Problem requirements
The records that follow are to be repeated without alteration.
::: Extracted information
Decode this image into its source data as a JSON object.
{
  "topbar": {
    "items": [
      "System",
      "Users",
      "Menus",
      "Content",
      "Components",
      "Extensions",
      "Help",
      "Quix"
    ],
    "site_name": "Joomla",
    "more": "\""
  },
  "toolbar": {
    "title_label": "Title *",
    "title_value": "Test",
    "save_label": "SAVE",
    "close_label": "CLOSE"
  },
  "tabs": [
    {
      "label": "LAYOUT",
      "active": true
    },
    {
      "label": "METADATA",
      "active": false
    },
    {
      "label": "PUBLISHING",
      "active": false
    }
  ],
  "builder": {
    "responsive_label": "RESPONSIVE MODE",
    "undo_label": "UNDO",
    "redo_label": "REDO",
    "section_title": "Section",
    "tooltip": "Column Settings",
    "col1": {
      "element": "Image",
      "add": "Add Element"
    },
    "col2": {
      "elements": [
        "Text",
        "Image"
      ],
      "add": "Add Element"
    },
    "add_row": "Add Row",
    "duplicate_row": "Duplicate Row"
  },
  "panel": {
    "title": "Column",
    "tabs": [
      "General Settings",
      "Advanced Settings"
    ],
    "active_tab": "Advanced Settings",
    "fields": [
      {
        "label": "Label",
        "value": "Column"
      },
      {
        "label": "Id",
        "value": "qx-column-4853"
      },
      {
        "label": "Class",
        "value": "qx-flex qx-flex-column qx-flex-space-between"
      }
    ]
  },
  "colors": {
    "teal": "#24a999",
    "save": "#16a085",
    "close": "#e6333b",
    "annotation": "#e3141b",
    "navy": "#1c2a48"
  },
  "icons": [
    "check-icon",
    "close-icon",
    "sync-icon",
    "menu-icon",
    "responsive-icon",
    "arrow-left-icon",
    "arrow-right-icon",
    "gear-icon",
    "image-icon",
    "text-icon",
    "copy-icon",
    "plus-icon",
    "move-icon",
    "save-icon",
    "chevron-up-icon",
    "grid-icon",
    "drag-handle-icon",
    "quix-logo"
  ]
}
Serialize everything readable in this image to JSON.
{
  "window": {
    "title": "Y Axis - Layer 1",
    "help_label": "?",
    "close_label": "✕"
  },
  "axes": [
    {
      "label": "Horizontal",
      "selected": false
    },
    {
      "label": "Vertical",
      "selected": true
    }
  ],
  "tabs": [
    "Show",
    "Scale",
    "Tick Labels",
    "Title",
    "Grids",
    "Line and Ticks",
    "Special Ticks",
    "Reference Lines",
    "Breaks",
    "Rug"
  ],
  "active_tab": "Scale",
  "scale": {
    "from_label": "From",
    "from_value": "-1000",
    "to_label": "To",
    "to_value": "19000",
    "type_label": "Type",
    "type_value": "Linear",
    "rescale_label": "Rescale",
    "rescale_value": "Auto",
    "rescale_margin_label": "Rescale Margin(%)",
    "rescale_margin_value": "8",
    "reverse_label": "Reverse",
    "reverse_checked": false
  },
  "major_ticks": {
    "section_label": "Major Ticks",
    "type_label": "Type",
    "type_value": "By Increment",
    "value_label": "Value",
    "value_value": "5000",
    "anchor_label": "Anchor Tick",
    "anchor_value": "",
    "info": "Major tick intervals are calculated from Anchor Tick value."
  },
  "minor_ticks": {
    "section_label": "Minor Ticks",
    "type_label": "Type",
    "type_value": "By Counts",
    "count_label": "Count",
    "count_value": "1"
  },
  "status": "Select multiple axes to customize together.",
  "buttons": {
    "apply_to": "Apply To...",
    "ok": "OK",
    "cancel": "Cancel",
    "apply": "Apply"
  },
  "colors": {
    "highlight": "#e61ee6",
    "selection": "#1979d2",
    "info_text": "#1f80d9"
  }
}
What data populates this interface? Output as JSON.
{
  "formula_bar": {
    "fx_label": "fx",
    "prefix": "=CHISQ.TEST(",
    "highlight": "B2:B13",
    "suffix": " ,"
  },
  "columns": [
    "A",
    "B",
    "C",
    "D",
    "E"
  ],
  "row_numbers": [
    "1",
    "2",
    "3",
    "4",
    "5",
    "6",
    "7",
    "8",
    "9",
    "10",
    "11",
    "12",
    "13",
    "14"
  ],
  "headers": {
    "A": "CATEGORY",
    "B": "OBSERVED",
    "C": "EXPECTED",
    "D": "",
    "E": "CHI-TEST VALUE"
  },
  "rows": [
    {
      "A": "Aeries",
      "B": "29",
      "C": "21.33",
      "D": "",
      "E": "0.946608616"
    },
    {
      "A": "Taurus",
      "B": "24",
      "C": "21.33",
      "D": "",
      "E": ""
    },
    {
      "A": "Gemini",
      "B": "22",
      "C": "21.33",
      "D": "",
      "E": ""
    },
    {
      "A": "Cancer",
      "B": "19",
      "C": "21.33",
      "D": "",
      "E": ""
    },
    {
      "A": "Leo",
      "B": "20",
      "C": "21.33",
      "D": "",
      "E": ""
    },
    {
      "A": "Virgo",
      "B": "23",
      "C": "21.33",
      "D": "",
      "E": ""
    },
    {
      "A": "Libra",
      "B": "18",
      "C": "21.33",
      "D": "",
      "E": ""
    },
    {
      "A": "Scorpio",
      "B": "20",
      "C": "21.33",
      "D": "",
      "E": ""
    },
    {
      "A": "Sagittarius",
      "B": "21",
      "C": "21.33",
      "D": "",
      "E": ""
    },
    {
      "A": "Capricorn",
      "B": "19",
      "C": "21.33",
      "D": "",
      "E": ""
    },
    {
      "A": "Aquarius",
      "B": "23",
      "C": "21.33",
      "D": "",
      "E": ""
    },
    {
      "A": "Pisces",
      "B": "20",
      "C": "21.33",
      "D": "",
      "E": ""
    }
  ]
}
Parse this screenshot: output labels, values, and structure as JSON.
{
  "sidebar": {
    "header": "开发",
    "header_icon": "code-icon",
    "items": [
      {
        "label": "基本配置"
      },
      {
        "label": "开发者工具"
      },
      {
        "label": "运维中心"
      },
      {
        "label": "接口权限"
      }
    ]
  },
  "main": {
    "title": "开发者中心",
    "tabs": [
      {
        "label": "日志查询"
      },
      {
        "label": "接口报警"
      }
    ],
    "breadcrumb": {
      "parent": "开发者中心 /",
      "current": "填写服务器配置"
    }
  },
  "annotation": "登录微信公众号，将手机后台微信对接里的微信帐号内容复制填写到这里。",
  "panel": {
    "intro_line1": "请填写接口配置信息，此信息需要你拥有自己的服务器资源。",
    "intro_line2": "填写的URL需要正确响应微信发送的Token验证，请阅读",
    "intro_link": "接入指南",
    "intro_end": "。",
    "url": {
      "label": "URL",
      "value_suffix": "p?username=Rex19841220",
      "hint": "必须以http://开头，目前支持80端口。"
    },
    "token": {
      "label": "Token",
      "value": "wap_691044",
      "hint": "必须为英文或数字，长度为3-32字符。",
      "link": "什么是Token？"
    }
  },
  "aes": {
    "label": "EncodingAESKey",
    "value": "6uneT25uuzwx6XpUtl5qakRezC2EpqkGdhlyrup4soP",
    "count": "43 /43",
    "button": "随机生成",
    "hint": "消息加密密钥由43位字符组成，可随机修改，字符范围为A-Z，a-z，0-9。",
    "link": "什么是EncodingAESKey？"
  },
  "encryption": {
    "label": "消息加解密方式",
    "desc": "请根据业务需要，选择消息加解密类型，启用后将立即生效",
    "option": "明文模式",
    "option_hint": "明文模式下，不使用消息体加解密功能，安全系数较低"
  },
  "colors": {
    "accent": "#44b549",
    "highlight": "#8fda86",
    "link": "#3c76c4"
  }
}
::::::
Answer to this exercise
Decode this image into its source data as a JSON object.
{
  "topbar": {
    "items": [
      "System",
      "Users",
      "Menus",
      "Content",
      "Components",
      "Extensions",
      "Help",
      "Quix"
    ],
    "site_name": "Joomla",
    "more": "\""
  },
  "toolbar": {
    "title_label": "Title *",
    "title_value": "Test",
    "save_label": "SAVE",
    "close_label": "CLOSE"
  },
  "tabs": [
    {
      "label": "LAYOUT",
      "active": true
    },
    {
      "label": "METADATA",
      "active": false
    },
    {
      "label": "PUBLISHING",
      "active": false
    }
  ],
  "builder": {
    "responsive_label": "RESPONSIVE MODE",
    "undo_label": "UNDO",
    "redo_label": "REDO",
    "section_title": "Section",
    "tooltip": "Column Settings",
    "col1": {
      "element": "Image",
      "add": "Add Element"
    },
    "col2": {
      "elements": [
        "Text",
        "Image"
      ],
      "add": "Add Element"
    },
    "add_row": "Add Row",
    "duplicate_row": "Duplicate Row"
  },
  "panel": {
    "title": "Column",
    "tabs": [
      "General Settings",
      "Advanced Settings"
    ],
    "active_tab": "Advanced Settings",
    "fields": [
      {
        "label": "Label",
        "value": "Column"
      },
      {
        "label": "Id",
        "value": "qx-column-4853"
      },
      {
        "label": "Class",
        "value": "qx-flex qx-flex-column qx-flex-space-between"
      }
    ]
  },
  "colors": {
    "teal": "#24a999",
    "save": "#16a085",
    "close": "#e6333b",
    "annotation": "#e3141b",
    "navy": "#1c2a48"
  },
  "icons": [
    "check-icon",
    "close-icon",
    "sync-icon",
    "menu-icon",
    "responsive-icon",
    "arrow-left-icon",
    "arrow-right-icon",
    "gear-icon",
    "image-icon",
    "text-icon",
    "copy-icon",
    "plus-icon",
    "move-icon",
    "save-icon",
    "chevron-up-icon",
    "grid-icon",
    "drag-handle-icon",
    "quix-logo"
  ]
}
Serialize everything readable in this image to JSON.
{
  "window": {
    "title": "Y Axis - Layer 1",
    "help_label": "?",
    "close_label": "✕"
  },
  "axes": [
    {
      "label": "Horizontal",
      "selected": false
    },
    {
      "label": "Vertical",
      "selected": true
    }
  ],
  "tabs": [
    "Show",
    "Scale",
    "Tick Labels",
    "Title",
    "Grids",
    "Line and Ticks",
    "Special Ticks",
    "Reference Lines",
    "Breaks",
    "Rug"
  ],
  "active_tab": "Scale",
  "scale": {
    "from_label": "From",
    "from_value": "-1000",
    "to_label": "To",
    "to_value": "19000",
    "type_label": "Type",
    "type_value": "Linear",
    "rescale_label": "Rescale",
    "rescale_value": "Auto",
    "rescale_margin_label": "Rescale Margin(%)",
    "rescale_margin_value": "8",
    "reverse_label": "Reverse",
    "reverse_checked": false
  },
  "major_ticks": {
    "section_label": "Major Ticks",
    "type_label": "Type",
    "type_value": "By Increment",
    "value_label": "Value",
    "value_value": "5000",
    "anchor_label": "Anchor Tick",
    "anchor_value": "",
    "info": "Major tick intervals are calculated from Anchor Tick value."
  },
  "minor_ticks": {
    "section_label": "Minor Ticks",
    "type_label": "Type",
    "type_value": "By Counts",
    "count_label": "Count",
    "count_value": "1"
  },
  "status": "Select multiple axes to customize together.",
  "buttons": {
    "apply_to": "Apply To...",
    "ok": "OK",
    "cancel": "Cancel",
    "apply": "Apply"
  },
  "colors": {
    "highlight": "#e61ee6",
    "selection": "#1979d2",
    "info_text": "#1f80d9"
  }
}
What data populates this interface? Output as JSON.
{
  "formula_bar": {
    "fx_label": "fx",
    "prefix": "=CHISQ.TEST(",
    "highlight": "B2:B13",
    "suffix": " ,"
  },
  "columns": [
    "A",
    "B",
    "C",
    "D",
    "E"
  ],
  "row_numbers": [
    "1",
    "2",
    "3",
    "4",
    "5",
    "6",
    "7",
    "8",
    "9",
    "10",
    "11",
    "12",
    "13",
    "14"
  ],
  "headers": {
    "A": "CATEGORY",
    "B": "OBSERVED",
    "C": "EXPECTED",
    "D": "",
    "E": "CHI-TEST VALUE"
  },
  "rows": [
    {
      "A": "Aeries",
      "B": "29",
      "C": "21.33",
      "D": "",
      "E": "0.946608616"
    },
    {
      "A": "Taurus",
      "B": "24",
      "C": "21.33",
      "D": "",
      "E": ""
    },
    {
      "A": "Gemini",
      "B": "22",
      "C": "21.33",
      "D": "",
      "E": ""
    },
    {
      "A": "Cancer",
      "B": "19",
      "C": "21.33",
      "D": "",
      "E": ""
    },
    {
      "A": "Leo",
      "B": "20",
      "C": "21.33",
      "D": "",
      "E": ""
    },
    {
      "A": "Virgo",
      "B": "23",
      "C": "21.33",
      "D": "",
      "E": ""
    },
    {
      "A": "Libra",
      "B": "18",
      "C": "21.33",
      "D": "",
      "E": ""
    },
    {
      "A": "Scorpio",
      "B": "20",
      "C": "21.33",
      "D": "",
      "E": ""
    },
    {
      "A": "Sagittarius",
      "B": "21",
      "C": "21.33",
      "D": "",
      "E": ""
    },
    {
      "A": "Capricorn",
      "B": "19",
      "C": "21.33",
      "D": "",
      "E": ""
    },
    {
      "A": "Aquarius",
      "B": "23",
      "C": "21.33",
      "D": "",
      "E": ""
    },
    {
      "A": "Pisces",
      "B": "20",
      "C": "21.33",
      "D": "",
      "E": ""
    }
  ]
}
Parse this screenshot: output labels, values, and structure as JSON.
{
  "sidebar": {
    "header": "开发",
    "header_icon": "code-icon",
    "items": [
      {
        "label": "基本配置"
      },
      {
        "label": "开发者工具"
      },
      {
        "label": "运维中心"
      },
      {
        "label": "接口权限"
      }
    ]
  },
  "main": {
    "title": "开发者中心",
    "tabs": [
      {
        "label": "日志查询"
      },
      {
        "label": "接口报警"
      }
    ],
    "breadcrumb": {
      "parent": "开发者中心 /",
      "current": "填写服务器配置"
    }
  },
  "annotation": "登录微信公众号，将手机后台微信对接里的微信帐号内容复制填写到这里。",
  "panel": {
    "intro_line1": "请填写接口配置信息，此信息需要你拥有自己的服务器资源。",
    "intro_line2": "填写的URL需要正确响应微信发送的Token验证，请阅读",
    "intro_link": "接入指南",
    "intro_end": "。",
    "url": {
      "label": "URL",
      "value_suffix": "p?username=Rex19841220",
      "hint": "必须以http://开头，目前支持80端口。"
    },
    "token": {
      "label": "Token",
      "value": "wap_691044",
      "hint": "必须为英文或数字，长度为3-32字符。",
      "link": "什么是Token？"
    }
  },
  "aes": {
    "label": "EncodingAESKey",
    "value": "6uneT25uuzwx6XpUtl5qakRezC2EpqkGdhlyrup4soP",
    "count": "43 /43",
    "button": "随机生成",
    "hint": "消息加密密钥由43位字符组成，可随机修改，字符范围为A-Z，a-z，0-9。",
    "link": "什么是EncodingAESKey？"
  },
  "encryption": {
    "label": "消息加解密方式",
    "desc": "请根据业务需要，选择消息加解密类型，启用后将立即生效",
    "option": "明文模式",
    "option_hint": "明文模式下，不使用消息体加解密功能，安全系数较低"
  },
  "colors": {
    "accent": "#44b549",
    "highlight": "#8fda86",
    "link": "#3c76c4"
  }
}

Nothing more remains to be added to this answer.